> [TASK INPUT]:

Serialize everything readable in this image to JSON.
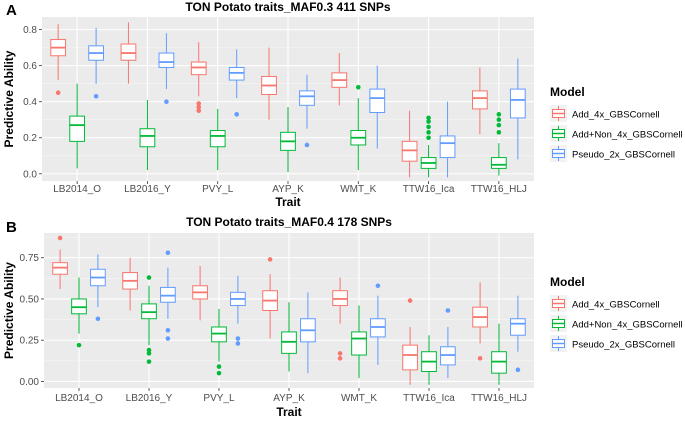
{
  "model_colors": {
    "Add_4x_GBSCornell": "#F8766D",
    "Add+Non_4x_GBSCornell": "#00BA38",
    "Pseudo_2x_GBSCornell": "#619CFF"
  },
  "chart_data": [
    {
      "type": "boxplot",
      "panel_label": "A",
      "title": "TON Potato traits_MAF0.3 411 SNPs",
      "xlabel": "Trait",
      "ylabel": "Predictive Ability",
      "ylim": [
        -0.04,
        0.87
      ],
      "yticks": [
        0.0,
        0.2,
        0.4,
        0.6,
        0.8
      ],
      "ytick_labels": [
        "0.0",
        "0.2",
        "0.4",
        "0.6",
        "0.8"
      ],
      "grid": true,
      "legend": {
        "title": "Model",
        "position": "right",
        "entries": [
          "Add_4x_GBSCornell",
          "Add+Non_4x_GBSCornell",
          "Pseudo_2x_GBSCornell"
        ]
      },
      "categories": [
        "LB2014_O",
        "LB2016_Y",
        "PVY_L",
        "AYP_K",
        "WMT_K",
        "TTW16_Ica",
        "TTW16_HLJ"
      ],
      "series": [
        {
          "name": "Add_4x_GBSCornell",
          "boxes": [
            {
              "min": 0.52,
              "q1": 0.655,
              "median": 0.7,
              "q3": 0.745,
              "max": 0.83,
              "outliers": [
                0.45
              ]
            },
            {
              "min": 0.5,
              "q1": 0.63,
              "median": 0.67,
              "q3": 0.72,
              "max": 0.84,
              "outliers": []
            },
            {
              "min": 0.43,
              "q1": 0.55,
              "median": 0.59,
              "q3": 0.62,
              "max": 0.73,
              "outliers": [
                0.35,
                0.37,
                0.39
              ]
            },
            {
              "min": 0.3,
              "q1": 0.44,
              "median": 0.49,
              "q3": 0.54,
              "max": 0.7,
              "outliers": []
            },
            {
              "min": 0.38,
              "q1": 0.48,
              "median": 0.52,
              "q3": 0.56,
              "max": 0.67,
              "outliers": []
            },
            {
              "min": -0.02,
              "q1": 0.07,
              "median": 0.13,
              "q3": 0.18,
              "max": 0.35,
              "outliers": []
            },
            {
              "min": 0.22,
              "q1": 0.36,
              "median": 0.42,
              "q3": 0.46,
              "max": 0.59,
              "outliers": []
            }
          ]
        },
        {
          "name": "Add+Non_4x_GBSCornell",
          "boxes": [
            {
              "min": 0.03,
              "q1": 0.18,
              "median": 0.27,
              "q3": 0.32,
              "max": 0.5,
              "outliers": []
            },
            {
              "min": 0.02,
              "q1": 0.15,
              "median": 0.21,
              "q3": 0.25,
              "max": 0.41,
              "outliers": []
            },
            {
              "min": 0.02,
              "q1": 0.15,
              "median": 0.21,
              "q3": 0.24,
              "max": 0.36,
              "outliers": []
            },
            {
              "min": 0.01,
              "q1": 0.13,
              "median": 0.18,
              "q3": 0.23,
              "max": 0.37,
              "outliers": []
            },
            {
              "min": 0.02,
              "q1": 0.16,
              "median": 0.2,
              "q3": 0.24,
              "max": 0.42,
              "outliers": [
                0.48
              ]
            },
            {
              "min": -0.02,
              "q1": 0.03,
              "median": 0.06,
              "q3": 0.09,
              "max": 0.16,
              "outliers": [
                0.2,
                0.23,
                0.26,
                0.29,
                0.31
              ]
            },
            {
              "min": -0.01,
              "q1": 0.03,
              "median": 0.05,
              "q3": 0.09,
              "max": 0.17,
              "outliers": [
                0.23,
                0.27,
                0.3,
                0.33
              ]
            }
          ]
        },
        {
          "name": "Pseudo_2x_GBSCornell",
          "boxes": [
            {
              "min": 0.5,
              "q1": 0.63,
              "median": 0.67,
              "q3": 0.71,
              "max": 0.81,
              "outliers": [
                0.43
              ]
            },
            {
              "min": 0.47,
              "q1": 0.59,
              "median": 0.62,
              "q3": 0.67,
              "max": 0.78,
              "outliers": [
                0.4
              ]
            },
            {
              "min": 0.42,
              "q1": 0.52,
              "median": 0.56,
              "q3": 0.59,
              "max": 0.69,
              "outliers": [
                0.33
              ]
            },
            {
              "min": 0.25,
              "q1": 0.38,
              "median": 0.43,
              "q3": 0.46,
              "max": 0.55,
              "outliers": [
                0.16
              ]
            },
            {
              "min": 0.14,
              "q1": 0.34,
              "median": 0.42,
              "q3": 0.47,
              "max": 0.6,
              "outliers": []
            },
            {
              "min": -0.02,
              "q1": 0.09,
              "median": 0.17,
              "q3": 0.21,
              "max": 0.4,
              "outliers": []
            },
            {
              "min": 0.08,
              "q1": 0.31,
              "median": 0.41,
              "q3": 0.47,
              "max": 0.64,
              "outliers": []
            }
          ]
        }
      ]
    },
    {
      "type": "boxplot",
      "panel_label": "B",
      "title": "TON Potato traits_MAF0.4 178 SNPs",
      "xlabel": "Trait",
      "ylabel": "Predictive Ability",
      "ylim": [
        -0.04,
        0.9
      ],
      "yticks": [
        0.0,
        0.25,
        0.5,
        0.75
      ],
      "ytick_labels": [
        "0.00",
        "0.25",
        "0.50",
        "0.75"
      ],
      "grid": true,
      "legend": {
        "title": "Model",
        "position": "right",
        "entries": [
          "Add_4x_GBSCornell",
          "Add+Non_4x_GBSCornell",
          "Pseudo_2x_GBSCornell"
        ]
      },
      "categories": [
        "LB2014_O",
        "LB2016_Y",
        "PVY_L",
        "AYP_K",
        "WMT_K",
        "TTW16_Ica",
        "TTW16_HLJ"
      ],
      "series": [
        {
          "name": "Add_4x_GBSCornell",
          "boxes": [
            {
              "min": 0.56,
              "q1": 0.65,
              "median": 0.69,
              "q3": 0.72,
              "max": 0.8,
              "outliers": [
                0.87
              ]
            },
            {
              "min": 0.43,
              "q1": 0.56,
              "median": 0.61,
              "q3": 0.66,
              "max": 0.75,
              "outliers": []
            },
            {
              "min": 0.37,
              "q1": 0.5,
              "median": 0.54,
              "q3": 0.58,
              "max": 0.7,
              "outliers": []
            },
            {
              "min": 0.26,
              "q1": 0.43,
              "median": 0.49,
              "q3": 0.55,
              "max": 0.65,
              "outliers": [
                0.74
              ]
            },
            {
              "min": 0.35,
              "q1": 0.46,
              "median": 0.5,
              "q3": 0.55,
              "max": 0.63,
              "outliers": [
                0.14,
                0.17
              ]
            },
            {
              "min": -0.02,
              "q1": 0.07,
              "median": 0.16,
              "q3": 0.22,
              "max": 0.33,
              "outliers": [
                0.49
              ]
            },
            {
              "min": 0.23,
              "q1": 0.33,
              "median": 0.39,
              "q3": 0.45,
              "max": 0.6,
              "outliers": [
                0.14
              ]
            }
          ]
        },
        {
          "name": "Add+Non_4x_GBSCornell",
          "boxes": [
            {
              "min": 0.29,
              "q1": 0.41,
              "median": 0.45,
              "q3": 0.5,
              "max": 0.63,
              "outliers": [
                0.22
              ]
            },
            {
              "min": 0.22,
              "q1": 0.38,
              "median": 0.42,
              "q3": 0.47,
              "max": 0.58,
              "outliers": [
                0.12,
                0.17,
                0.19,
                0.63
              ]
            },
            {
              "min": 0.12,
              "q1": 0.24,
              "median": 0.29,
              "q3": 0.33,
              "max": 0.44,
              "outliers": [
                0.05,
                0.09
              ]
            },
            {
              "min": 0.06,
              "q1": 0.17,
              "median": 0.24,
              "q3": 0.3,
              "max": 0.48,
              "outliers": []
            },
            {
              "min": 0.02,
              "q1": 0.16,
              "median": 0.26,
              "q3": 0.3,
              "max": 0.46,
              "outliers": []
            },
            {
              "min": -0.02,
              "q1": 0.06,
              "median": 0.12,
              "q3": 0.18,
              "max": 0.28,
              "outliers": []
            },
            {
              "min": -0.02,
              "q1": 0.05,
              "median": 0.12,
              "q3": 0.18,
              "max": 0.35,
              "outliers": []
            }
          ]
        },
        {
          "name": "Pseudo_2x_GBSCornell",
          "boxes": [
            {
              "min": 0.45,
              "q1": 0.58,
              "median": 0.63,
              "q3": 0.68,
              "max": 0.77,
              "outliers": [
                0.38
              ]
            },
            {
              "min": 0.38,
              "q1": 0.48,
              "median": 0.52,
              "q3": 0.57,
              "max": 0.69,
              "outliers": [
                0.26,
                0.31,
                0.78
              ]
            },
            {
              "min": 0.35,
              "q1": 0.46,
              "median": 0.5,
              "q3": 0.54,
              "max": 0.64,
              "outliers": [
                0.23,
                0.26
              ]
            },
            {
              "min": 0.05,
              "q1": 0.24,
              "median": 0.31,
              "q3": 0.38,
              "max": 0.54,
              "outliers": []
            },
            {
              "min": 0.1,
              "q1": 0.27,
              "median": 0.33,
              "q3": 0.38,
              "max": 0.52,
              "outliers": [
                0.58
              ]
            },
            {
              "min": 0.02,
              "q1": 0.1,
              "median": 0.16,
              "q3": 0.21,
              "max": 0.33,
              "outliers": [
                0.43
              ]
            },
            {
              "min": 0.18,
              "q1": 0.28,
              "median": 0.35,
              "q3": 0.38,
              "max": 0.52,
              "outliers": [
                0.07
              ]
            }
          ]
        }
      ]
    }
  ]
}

> [WHAT IS NEEDED]:
Of all the lines in the listing above, how many include "Potato"? Write only the number.

> [EXERCISE SOLUTION]:
2